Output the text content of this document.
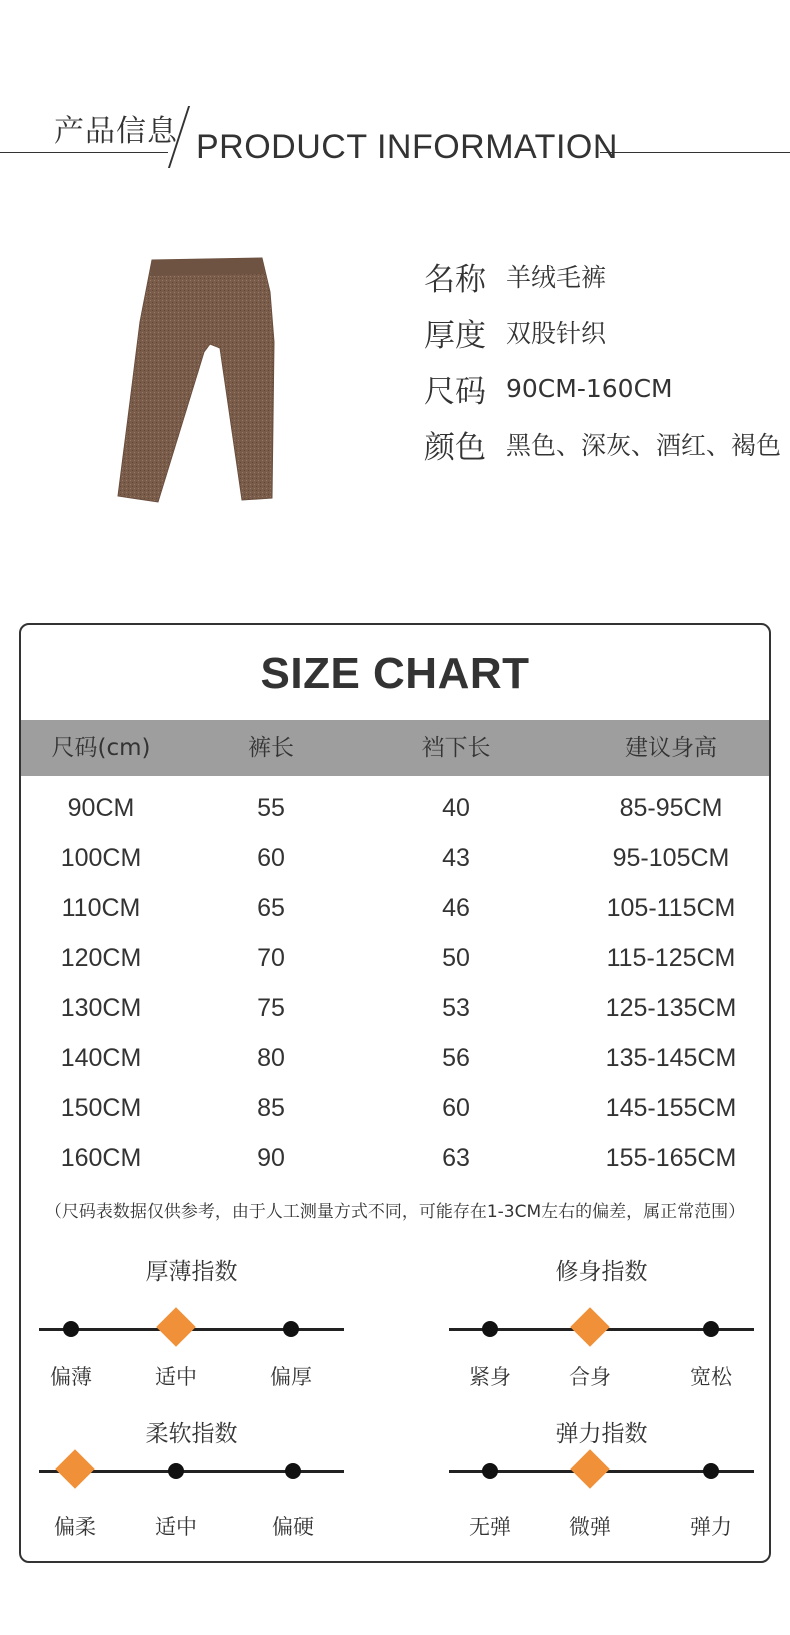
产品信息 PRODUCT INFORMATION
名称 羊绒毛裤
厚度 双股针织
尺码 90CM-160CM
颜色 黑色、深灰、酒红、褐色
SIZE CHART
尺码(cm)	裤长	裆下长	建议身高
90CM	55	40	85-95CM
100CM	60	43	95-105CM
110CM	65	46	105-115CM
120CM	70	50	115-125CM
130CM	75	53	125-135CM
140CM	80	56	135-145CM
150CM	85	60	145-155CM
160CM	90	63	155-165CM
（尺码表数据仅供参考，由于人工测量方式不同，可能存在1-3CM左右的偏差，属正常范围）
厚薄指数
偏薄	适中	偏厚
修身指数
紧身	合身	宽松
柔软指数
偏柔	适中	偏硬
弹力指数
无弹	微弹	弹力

+ + + +

• **Brief**
Give every record again exactly, apart from the pictures, which stay out.

• **Response**
Output the text content of this document.
产品信息 PRODUCT INFORMATION
名称 羊绒毛裤
厚度 双股针织
尺码 90CM-160CM
颜色 黑色、深灰、酒红、褐色
SIZE CHART
尺码(cm)	裤长	裆下长	建议身高
90CM	55	40	85-95CM
100CM	60	43	95-105CM
110CM	65	46	105-115CM
120CM	70	50	115-125CM
130CM	75	53	125-135CM
140CM	80	56	135-145CM
150CM	85	60	145-155CM
160CM	90	63	155-165CM
（尺码表数据仅供参考，由于人工测量方式不同，可能存在1-3CM左右的偏差，属正常范围）
厚薄指数
偏薄	适中	偏厚
修身指数
紧身	合身	宽松
柔软指数
偏柔	适中	偏硬
弹力指数
无弹	微弹	弹力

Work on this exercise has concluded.